Without the pictures, give the entries below again exactly as written.

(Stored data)
---
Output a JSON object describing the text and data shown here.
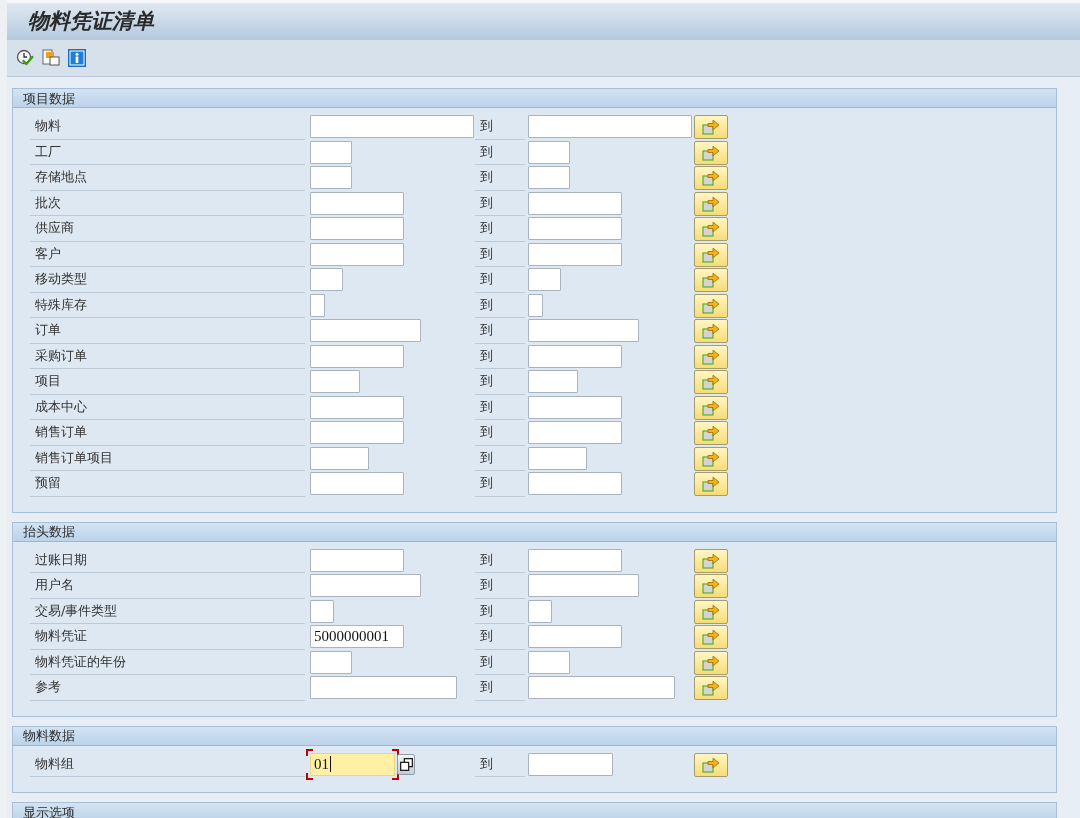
{
  "window": {
    "title": "物料凭证清单"
  },
  "sections": [
    {
      "title": "项目数据",
      "rows": [
        {
          "label": "物料",
          "to_label": "到",
          "focused": false
        },
        {
          "label": "工厂",
          "to_label": "到",
          "focused": false
        },
        {
          "label": "存储地点",
          "to_label": "到",
          "focused": false
        },
        {
          "label": "批次",
          "to_label": "到",
          "focused": false
        },
        {
          "label": "供应商",
          "to_label": "到",
          "focused": false
        },
        {
          "label": "客户",
          "to_label": "到",
          "focused": false
        },
        {
          "label": "移动类型",
          "to_label": "到",
          "focused": false
        },
        {
          "label": "特殊库存",
          "to_label": "到",
          "focused": false
        },
        {
          "label": "订单",
          "to_label": "到",
          "focused": false
        },
        {
          "label": "采购订单",
          "to_label": "到",
          "focused": false
        },
        {
          "label": "项目",
          "to_label": "到",
          "focused": false
        },
        {
          "label": "成本中心",
          "to_label": "到",
          "focused": false
        },
        {
          "label": "销售订单",
          "to_label": "到",
          "focused": false
        },
        {
          "label": "销售订单项目",
          "to_label": "到",
          "focused": false
        },
        {
          "label": "预留",
          "to_label": "到",
          "focused": false
        }
      ]
    },
    {
      "title": "抬头数据",
      "rows": [
        {
          "label": "过账日期",
          "to_label": "到",
          "focused": false
        },
        {
          "label": "用户名",
          "to_label": "到",
          "focused": false
        },
        {
          "label": "交易/事件类型",
          "to_label": "到",
          "focused": false
        },
        {
          "label": "物料凭证",
          "from": "5000000001",
          "to_label": "到",
          "focused": false
        },
        {
          "label": "物料凭证的年份",
          "to_label": "到",
          "focused": false
        },
        {
          "label": "参考",
          "to_label": "到",
          "focused": false
        }
      ]
    },
    {
      "title": "物料数据",
      "rows": [
        {
          "label": "物料组",
          "from": "01",
          "to_label": "到",
          "focused": true
        }
      ]
    },
    {
      "title": "显示选项"
    }
  ]
}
---
Response to the exercise>
Output a JSON object describing the text and data shown here.
{
  "window": {
    "title": "物料凭证清单"
  },
  "sections": [
    {
      "title": "项目数据",
      "rows": [
        {
          "label": "物料",
          "to_label": "到",
          "focused": false
        },
        {
          "label": "工厂",
          "to_label": "到",
          "focused": false
        },
        {
          "label": "存储地点",
          "to_label": "到",
          "focused": false
        },
        {
          "label": "批次",
          "to_label": "到",
          "focused": false
        },
        {
          "label": "供应商",
          "to_label": "到",
          "focused": false
        },
        {
          "label": "客户",
          "to_label": "到",
          "focused": false
        },
        {
          "label": "移动类型",
          "to_label": "到",
          "focused": false
        },
        {
          "label": "特殊库存",
          "to_label": "到",
          "focused": false
        },
        {
          "label": "订单",
          "to_label": "到",
          "focused": false
        },
        {
          "label": "采购订单",
          "to_label": "到",
          "focused": false
        },
        {
          "label": "项目",
          "to_label": "到",
          "focused": false
        },
        {
          "label": "成本中心",
          "to_label": "到",
          "focused": false
        },
        {
          "label": "销售订单",
          "to_label": "到",
          "focused": false
        },
        {
          "label": "销售订单项目",
          "to_label": "到",
          "focused": false
        },
        {
          "label": "预留",
          "to_label": "到",
          "focused": false
        }
      ]
    },
    {
      "title": "抬头数据",
      "rows": [
        {
          "label": "过账日期",
          "to_label": "到",
          "focused": false
        },
        {
          "label": "用户名",
          "to_label": "到",
          "focused": false
        },
        {
          "label": "交易/事件类型",
          "to_label": "到",
          "focused": false
        },
        {
          "label": "物料凭证",
          "from": "5000000001",
          "to_label": "到",
          "focused": false
        },
        {
          "label": "物料凭证的年份",
          "to_label": "到",
          "focused": false
        },
        {
          "label": "参考",
          "to_label": "到",
          "focused": false
        }
      ]
    },
    {
      "title": "物料数据",
      "rows": [
        {
          "label": "物料组",
          "from": "01",
          "to_label": "到",
          "focused": true
        }
      ]
    },
    {
      "title": "显示选项"
    }
  ]
}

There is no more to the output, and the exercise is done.